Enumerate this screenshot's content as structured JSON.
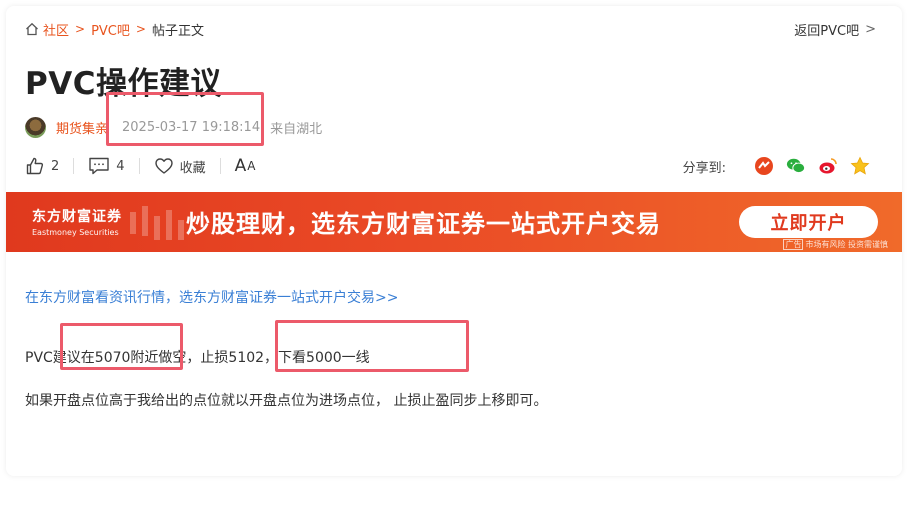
{
  "breadcrumb": {
    "items": [
      "社区",
      "PVC吧"
    ],
    "current": "帖子正文"
  },
  "back_link": "返回PVC吧",
  "post": {
    "title": "PVC操作建议",
    "author": "期货集亲",
    "date": "2025-03-17 19:18:14",
    "location": "来自湖北"
  },
  "actions": {
    "likes": "2",
    "comments": "4",
    "favorite_label": "收藏",
    "font_big": "A",
    "font_small": "A",
    "share_label": "分享到:"
  },
  "banner": {
    "brand_cn": "东方财富证券",
    "brand_en": "Eastmoney Securities",
    "slogan": "炒股理财，选东方财富证券一站式开户交易",
    "cta": "立即开户",
    "ad_tag": "广告",
    "ad_note": "市场有风险 投资需谨慎"
  },
  "content": {
    "promo_link": "在东方财富看资讯行情，选东方财富证券一站式开户交易>>",
    "paragraph1": "PVC建议在5070附近做空，止损5102，下看5000一线",
    "paragraph2": "如果开盘点位高于我给出的点位就以开盘点位为进场点位， 止损止盈同步上移即可。"
  },
  "colors": {
    "accent": "#e8541e",
    "link": "#3a7fd5",
    "highlight": "#ec5a6a",
    "banner": "#e0391e"
  }
}
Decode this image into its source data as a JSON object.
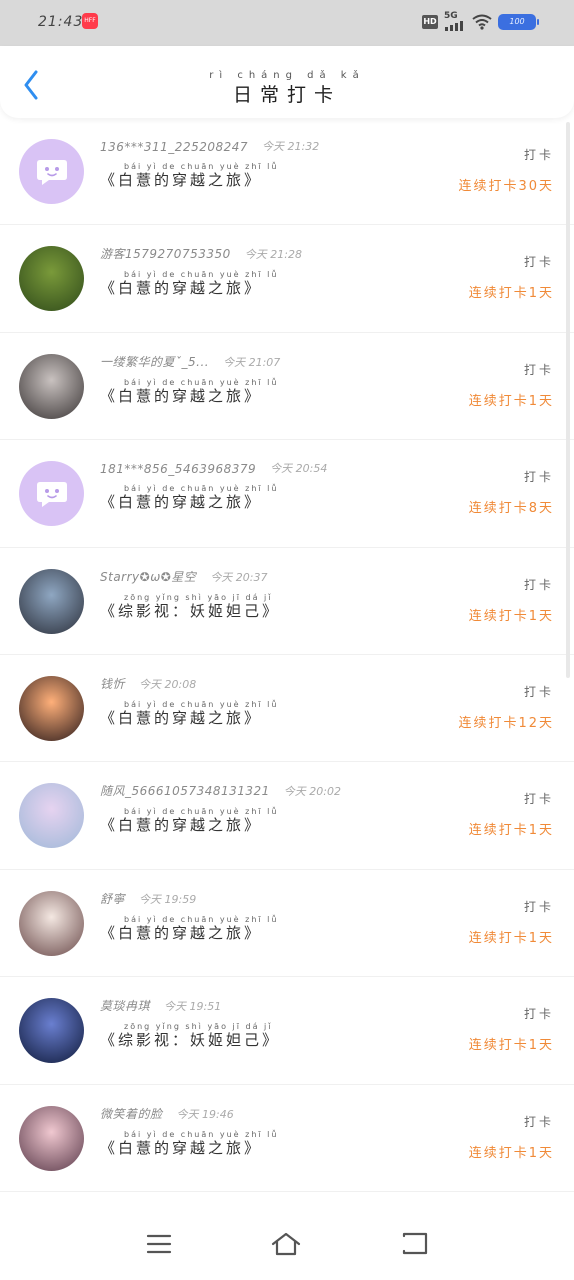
{
  "status_bar": {
    "time": "21:43",
    "app_badge": "HFF",
    "hd": "HD",
    "network": "5G",
    "battery": "100"
  },
  "header": {
    "title_pinyin": "rì cháng dǎ kǎ",
    "title": "日常打卡"
  },
  "check_label": "打卡",
  "items": [
    {
      "name": "136***311_225208247",
      "time": "今天 21:32",
      "book": "《白薏的穿越之旅》",
      "streak": "连续打卡30天",
      "avatar": "default"
    },
    {
      "name": "游客1579270753350",
      "time": "今天 21:28",
      "book": "《白薏的穿越之旅》",
      "streak": "连续打卡1天",
      "avatar": "photo"
    },
    {
      "name": "一缕繁华的夏ˇ_5...",
      "time": "今天 21:07",
      "book": "《白薏的穿越之旅》",
      "streak": "连续打卡1天",
      "avatar": "photo"
    },
    {
      "name": "181***856_5463968379",
      "time": "今天 20:54",
      "book": "《白薏的穿越之旅》",
      "streak": "连续打卡8天",
      "avatar": "default"
    },
    {
      "name": "Starry✪ω✪星空",
      "time": "今天 20:37",
      "book": "《综影视：妖姬妲己》",
      "streak": "连续打卡1天",
      "avatar": "photo"
    },
    {
      "name": "钱忻",
      "time": "今天 20:08",
      "book": "《白薏的穿越之旅》",
      "streak": "连续打卡12天",
      "avatar": "photo"
    },
    {
      "name": "随风_56661057348131321",
      "time": "今天 20:02",
      "book": "《白薏的穿越之旅》",
      "streak": "连续打卡1天",
      "avatar": "photo"
    },
    {
      "name": "舒寧",
      "time": "今天 19:59",
      "book": "《白薏的穿越之旅》",
      "streak": "连续打卡1天",
      "avatar": "photo"
    },
    {
      "name": "莫琰冉琪",
      "time": "今天 19:51",
      "book": "《综影视：妖姬妲己》",
      "streak": "连续打卡1天",
      "avatar": "photo"
    },
    {
      "name": "微笑着的脸",
      "time": "今天 19:46",
      "book": "《白薏的穿越之旅》",
      "streak": "连续打卡1天",
      "avatar": "photo"
    }
  ],
  "book_pinyin": {
    "《白薏的穿越之旅》": "bái yì de chuān yuè zhī lǚ",
    "《综影视：妖姬妲己》": "zōng yǐng shì   yāo jī dá jǐ"
  },
  "colors": {
    "accent_blue": "#2f8ef0",
    "streak_orange": "#f08a38",
    "default_avatar": "#d9c3f5"
  }
}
------------------------------------
GOAL —
Without the pictures, output the full listing exactly as it stands.

EXERCISE ANSWER —
Enumerate this screenshot's content as structured JSON.
{
  "breadcrumb": {
    "items": [
      "社区",
      "PVC吧"
    ],
    "current": "帖子正文"
  },
  "back_link": "返回PVC吧",
  "post": {
    "title": "PVC操作建议",
    "author": "期货集亲",
    "date": "2025-03-17 19:18:14",
    "location": "来自湖北"
  },
  "actions": {
    "likes": "2",
    "comments": "4",
    "favorite_label": "收藏",
    "font_big": "A",
    "font_small": "A",
    "share_label": "分享到:"
  },
  "banner": {
    "brand_cn": "东方财富证券",
    "brand_en": "Eastmoney Securities",
    "slogan": "炒股理财，选东方财富证券一站式开户交易",
    "cta": "立即开户",
    "ad_tag": "广告",
    "ad_note": "市场有风险 投资需谨慎"
  },
  "content": {
    "promo_link": "在东方财富看资讯行情，选东方财富证券一站式开户交易>>",
    "paragraph1": "PVC建议在5070附近做空，止损5102，下看5000一线",
    "paragraph2": "如果开盘点位高于我给出的点位就以开盘点位为进场点位， 止损止盈同步上移即可。"
  },
  "colors": {
    "accent": "#e8541e",
    "link": "#3a7fd5",
    "highlight": "#ec5a6a",
    "banner": "#e0391e"
  }
}
Decode this image into its source data as a JSON object.
{
  "status_bar": {
    "time": "21:43",
    "app_badge": "HFF",
    "hd": "HD",
    "network": "5G",
    "battery": "100"
  },
  "header": {
    "title_pinyin": "rì cháng dǎ kǎ",
    "title": "日常打卡"
  },
  "check_label": "打卡",
  "items": [
    {
      "name": "136***311_225208247",
      "time": "今天 21:32",
      "book": "《白薏的穿越之旅》",
      "streak": "连续打卡30天",
      "avatar": "default"
    },
    {
      "name": "游客1579270753350",
      "time": "今天 21:28",
      "book": "《白薏的穿越之旅》",
      "streak": "连续打卡1天",
      "avatar": "photo"
    },
    {
      "name": "一缕繁华的夏ˇ_5...",
      "time": "今天 21:07",
      "book": "《白薏的穿越之旅》",
      "streak": "连续打卡1天",
      "avatar": "photo"
    },
    {
      "name": "181***856_5463968379",
      "time": "今天 20:54",
      "book": "《白薏的穿越之旅》",
      "streak": "连续打卡8天",
      "avatar": "default"
    },
    {
      "name": "Starry✪ω✪星空",
      "time": "今天 20:37",
      "book": "《综影视：妖姬妲己》",
      "streak": "连续打卡1天",
      "avatar": "photo"
    },
    {
      "name": "钱忻",
      "time": "今天 20:08",
      "book": "《白薏的穿越之旅》",
      "streak": "连续打卡12天",
      "avatar": "photo"
    },
    {
      "name": "随风_56661057348131321",
      "time": "今天 20:02",
      "book": "《白薏的穿越之旅》",
      "streak": "连续打卡1天",
      "avatar": "photo"
    },
    {
      "name": "舒寧",
      "time": "今天 19:59",
      "book": "《白薏的穿越之旅》",
      "streak": "连续打卡1天",
      "avatar": "photo"
    },
    {
      "name": "莫琰冉琪",
      "time": "今天 19:51",
      "book": "《综影视：妖姬妲己》",
      "streak": "连续打卡1天",
      "avatar": "photo"
    },
    {
      "name": "微笑着的脸",
      "time": "今天 19:46",
      "book": "《白薏的穿越之旅》",
      "streak": "连续打卡1天",
      "avatar": "photo"
    }
  ],
  "book_pinyin": {
    "《白薏的穿越之旅》": "bái yì de chuān yuè zhī lǚ",
    "《综影视：妖姬妲己》": "zōng yǐng shì   yāo jī dá jǐ"
  },
  "colors": {
    "accent_blue": "#2f8ef0",
    "streak_orange": "#f08a38",
    "default_avatar": "#d9c3f5"
  }
}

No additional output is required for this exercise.